**Instructions for the task**. Work out the number of lines containing "LibreOffice". Give that number alone.

**Records for processing**.

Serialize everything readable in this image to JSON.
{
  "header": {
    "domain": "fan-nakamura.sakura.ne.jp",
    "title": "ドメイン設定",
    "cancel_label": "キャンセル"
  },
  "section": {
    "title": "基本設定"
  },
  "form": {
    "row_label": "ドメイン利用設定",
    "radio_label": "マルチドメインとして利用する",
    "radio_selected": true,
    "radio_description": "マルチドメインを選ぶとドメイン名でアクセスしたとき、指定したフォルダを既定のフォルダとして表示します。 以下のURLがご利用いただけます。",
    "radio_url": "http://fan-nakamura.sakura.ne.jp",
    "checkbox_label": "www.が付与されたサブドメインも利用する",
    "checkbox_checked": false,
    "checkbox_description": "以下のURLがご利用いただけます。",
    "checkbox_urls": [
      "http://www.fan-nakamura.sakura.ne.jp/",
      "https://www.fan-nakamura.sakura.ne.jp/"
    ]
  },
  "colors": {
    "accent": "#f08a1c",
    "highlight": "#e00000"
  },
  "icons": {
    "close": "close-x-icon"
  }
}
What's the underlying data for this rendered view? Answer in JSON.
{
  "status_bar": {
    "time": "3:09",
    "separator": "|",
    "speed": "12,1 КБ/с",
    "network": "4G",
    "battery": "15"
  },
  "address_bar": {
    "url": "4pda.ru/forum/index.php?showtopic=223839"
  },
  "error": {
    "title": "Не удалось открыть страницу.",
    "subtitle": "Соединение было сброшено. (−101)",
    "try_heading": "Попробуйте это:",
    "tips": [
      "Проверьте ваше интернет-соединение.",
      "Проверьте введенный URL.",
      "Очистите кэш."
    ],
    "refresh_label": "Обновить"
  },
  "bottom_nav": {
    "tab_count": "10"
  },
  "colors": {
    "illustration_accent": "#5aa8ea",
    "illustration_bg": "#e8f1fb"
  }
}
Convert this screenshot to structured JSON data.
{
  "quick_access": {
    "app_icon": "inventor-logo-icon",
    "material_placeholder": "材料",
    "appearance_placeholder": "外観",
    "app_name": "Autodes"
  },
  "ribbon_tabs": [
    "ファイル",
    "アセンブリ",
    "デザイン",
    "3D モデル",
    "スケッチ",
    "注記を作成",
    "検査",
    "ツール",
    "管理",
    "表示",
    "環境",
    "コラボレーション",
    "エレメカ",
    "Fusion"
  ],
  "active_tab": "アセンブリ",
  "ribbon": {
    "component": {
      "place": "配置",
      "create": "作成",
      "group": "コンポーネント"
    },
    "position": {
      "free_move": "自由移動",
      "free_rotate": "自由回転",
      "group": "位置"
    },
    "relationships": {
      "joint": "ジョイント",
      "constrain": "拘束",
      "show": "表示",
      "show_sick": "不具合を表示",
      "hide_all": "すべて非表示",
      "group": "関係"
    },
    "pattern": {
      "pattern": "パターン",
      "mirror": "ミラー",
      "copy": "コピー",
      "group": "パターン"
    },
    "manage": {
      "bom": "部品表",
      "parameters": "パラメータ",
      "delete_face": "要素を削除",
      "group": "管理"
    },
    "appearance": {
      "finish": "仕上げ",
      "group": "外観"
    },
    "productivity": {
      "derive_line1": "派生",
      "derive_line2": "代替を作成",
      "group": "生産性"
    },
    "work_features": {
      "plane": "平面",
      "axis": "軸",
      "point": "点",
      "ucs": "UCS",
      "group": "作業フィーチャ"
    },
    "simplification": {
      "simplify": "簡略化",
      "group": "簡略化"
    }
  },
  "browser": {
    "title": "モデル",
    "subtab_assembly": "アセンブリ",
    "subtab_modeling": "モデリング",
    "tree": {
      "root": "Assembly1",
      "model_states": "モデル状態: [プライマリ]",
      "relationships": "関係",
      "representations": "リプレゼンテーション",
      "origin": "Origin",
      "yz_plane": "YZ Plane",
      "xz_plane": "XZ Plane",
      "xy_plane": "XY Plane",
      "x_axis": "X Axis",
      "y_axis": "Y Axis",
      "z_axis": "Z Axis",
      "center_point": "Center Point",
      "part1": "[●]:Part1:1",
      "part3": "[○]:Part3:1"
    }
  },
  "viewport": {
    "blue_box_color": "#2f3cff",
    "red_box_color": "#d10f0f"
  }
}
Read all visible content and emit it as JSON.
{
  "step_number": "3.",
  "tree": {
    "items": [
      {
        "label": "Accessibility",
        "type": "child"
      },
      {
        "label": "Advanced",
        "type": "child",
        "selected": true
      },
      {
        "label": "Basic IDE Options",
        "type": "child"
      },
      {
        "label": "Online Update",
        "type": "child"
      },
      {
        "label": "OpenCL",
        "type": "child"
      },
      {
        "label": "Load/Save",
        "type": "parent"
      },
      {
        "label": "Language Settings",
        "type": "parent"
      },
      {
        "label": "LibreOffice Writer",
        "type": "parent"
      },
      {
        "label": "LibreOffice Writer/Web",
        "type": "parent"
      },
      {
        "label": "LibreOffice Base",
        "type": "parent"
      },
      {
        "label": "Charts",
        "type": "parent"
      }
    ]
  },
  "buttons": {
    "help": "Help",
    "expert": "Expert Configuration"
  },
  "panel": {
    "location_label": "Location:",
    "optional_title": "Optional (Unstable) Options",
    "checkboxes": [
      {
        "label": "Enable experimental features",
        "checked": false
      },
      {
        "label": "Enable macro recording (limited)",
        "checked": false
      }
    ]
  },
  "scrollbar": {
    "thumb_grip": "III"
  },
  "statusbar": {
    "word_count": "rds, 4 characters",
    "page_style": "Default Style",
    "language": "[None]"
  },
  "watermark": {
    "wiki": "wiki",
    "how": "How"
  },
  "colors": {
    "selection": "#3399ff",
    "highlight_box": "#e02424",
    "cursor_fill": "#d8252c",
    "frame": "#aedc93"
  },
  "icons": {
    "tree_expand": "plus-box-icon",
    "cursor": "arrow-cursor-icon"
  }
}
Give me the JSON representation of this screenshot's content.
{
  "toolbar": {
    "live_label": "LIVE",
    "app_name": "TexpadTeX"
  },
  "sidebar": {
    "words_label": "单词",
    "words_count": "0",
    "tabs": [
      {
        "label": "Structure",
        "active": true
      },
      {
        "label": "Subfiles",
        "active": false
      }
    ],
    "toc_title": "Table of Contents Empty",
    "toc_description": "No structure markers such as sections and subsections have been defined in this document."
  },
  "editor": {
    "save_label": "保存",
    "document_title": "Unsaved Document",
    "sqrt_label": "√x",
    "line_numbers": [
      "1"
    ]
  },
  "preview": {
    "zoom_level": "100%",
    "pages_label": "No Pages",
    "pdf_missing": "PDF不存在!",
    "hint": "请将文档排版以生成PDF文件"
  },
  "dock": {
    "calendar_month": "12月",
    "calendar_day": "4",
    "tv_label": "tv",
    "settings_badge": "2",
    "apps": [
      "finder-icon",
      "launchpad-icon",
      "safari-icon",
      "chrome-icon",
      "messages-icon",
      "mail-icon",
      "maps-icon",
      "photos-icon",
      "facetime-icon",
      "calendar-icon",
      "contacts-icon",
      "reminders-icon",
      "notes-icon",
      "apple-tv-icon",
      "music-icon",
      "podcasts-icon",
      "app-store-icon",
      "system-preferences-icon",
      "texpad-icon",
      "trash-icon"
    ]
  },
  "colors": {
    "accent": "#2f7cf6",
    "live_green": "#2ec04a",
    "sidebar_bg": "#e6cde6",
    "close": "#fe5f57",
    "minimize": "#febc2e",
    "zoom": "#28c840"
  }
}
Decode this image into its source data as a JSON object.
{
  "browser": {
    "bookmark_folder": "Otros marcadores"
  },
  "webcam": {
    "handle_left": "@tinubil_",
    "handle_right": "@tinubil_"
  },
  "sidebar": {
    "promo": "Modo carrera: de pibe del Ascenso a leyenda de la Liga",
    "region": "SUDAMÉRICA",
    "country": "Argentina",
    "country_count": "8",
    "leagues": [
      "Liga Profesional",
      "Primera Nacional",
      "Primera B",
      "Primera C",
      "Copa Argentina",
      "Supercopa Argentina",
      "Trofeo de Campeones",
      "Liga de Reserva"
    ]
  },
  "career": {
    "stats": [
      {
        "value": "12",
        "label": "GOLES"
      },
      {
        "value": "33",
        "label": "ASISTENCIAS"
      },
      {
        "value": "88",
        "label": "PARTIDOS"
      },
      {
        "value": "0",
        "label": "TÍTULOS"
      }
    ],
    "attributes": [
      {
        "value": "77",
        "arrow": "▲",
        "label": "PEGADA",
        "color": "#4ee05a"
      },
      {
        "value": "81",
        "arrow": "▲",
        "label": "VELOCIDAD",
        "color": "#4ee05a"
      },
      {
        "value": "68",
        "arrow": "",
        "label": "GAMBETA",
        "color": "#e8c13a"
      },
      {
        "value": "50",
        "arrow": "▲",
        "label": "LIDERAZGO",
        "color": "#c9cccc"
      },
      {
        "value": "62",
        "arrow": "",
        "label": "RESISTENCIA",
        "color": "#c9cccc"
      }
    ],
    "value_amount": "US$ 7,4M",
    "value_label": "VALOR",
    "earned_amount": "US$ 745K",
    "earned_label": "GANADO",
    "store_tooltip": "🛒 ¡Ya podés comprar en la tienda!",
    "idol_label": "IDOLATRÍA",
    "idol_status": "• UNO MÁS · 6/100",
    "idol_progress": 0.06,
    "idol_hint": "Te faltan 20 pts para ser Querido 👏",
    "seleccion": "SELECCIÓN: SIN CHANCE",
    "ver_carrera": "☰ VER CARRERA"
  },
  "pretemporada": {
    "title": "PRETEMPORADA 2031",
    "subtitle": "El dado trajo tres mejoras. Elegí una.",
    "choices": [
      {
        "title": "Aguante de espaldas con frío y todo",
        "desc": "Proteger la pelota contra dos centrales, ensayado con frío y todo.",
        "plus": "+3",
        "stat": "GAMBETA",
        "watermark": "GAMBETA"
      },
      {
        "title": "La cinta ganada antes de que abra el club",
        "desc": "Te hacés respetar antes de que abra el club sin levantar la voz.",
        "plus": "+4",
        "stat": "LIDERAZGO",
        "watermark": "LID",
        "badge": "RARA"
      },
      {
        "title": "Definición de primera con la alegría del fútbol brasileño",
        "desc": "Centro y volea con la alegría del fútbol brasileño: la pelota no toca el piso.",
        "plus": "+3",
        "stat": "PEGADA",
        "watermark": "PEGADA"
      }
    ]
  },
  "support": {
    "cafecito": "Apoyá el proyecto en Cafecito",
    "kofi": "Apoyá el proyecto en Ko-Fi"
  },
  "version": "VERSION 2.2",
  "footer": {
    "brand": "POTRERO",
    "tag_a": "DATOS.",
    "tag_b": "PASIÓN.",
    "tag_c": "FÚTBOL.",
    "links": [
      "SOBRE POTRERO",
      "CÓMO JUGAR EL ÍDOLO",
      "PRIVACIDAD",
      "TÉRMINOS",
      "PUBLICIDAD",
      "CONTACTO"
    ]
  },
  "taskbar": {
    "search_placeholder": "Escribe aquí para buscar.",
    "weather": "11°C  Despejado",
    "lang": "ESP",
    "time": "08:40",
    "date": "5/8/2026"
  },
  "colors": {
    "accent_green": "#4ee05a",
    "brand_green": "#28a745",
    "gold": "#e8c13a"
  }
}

**Result**. 3